- _TO DO_:
Here are some records; quote them exactly, leaving out the pictures.

- _MATERIAL FOR THIS TASK_:
--*--

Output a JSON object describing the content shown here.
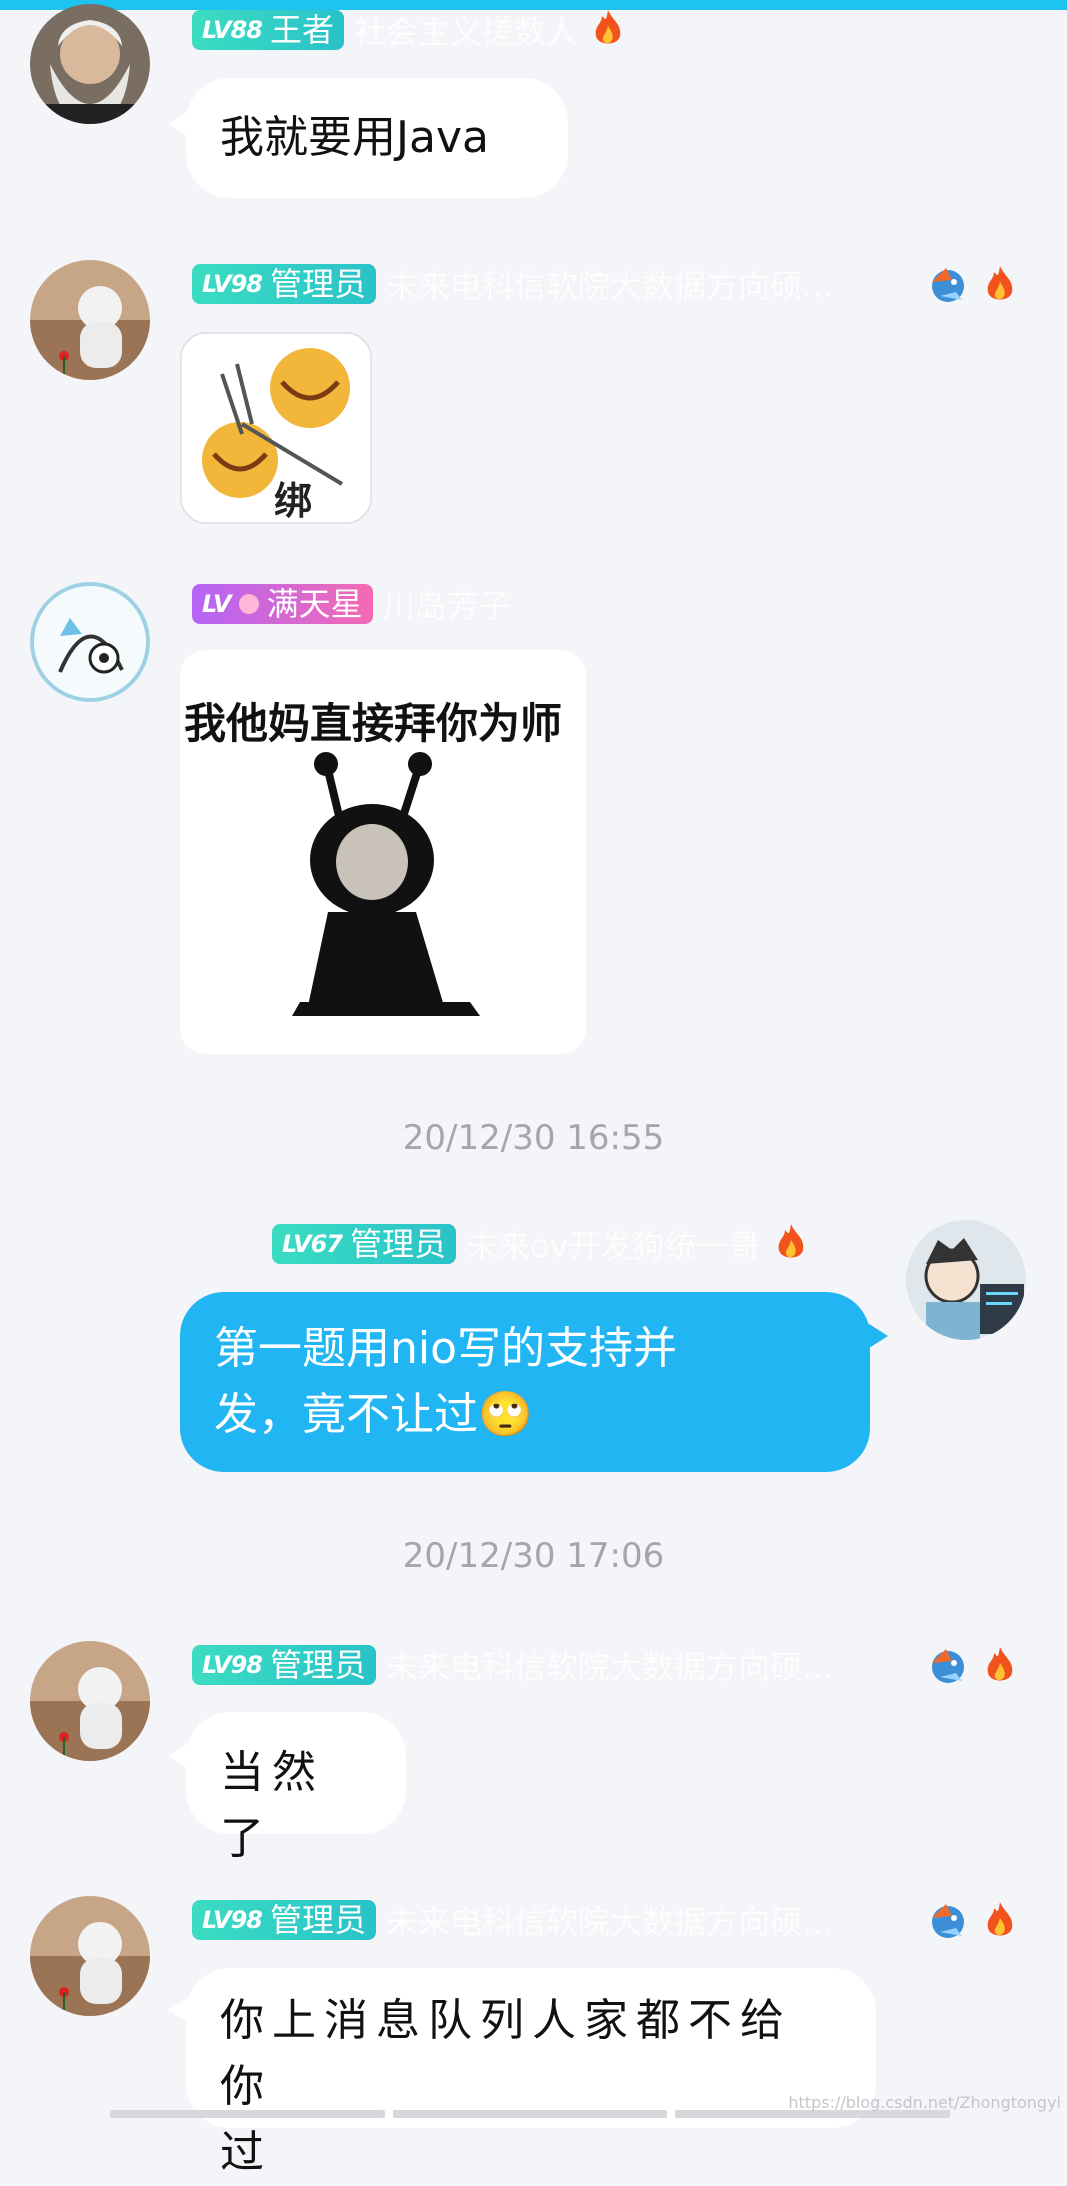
{
  "messages": [
    {
      "level": "LV88",
      "title": "王者",
      "nick": "社会主义搓数人",
      "text": "我就要用Java"
    },
    {
      "level": "LV98",
      "title": "管理员",
      "nick": "未来电科信软院大数据方向硕…",
      "sticker_caption": "绑"
    },
    {
      "level": "LV",
      "title": "满天星",
      "nick": "川岛芳子",
      "sticker_caption": "我他妈直接拜你为师"
    },
    {
      "level": "LV67",
      "title": "管理员",
      "nick": "未来ov开发狗统一哥",
      "text_line1": "第一题用nio写的支持并",
      "text_line2": "发，竟不让过🙄"
    },
    {
      "level": "LV98",
      "title": "管理员",
      "nick": "未来电科信软院大数据方向硕…",
      "text": "当然了"
    },
    {
      "level": "LV98",
      "title": "管理员",
      "nick": "未来电科信软院大数据方向硕…",
      "text_line1": "你上消息队列人家都不给你",
      "text_line2": "过"
    }
  ],
  "timestamps": [
    "20/12/30 16:55",
    "20/12/30 17:06"
  ],
  "watermark": "https://blog.csdn.net/Zhongtongyi",
  "colors": {
    "accent": "#1ec3f0",
    "bubble_blue": "#22b5f4",
    "badge_teal": "#2fcfc4"
  }
}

--*--

- _RESPONSE_:
Output a JSON object describing the content shown here.
{
  "messages": [
    {
      "level": "LV88",
      "title": "王者",
      "nick": "社会主义搓数人",
      "text": "我就要用Java"
    },
    {
      "level": "LV98",
      "title": "管理员",
      "nick": "未来电科信软院大数据方向硕…",
      "sticker_caption": "绑"
    },
    {
      "level": "LV",
      "title": "满天星",
      "nick": "川岛芳子",
      "sticker_caption": "我他妈直接拜你为师"
    },
    {
      "level": "LV67",
      "title": "管理员",
      "nick": "未来ov开发狗统一哥",
      "text_line1": "第一题用nio写的支持并",
      "text_line2": "发，竟不让过🙄"
    },
    {
      "level": "LV98",
      "title": "管理员",
      "nick": "未来电科信软院大数据方向硕…",
      "text": "当然了"
    },
    {
      "level": "LV98",
      "title": "管理员",
      "nick": "未来电科信软院大数据方向硕…",
      "text_line1": "你上消息队列人家都不给你",
      "text_line2": "过"
    }
  ],
  "timestamps": [
    "20/12/30 16:55",
    "20/12/30 17:06"
  ],
  "watermark": "https://blog.csdn.net/Zhongtongyi",
  "colors": {
    "accent": "#1ec3f0",
    "bubble_blue": "#22b5f4",
    "badge_teal": "#2fcfc4"
  }
}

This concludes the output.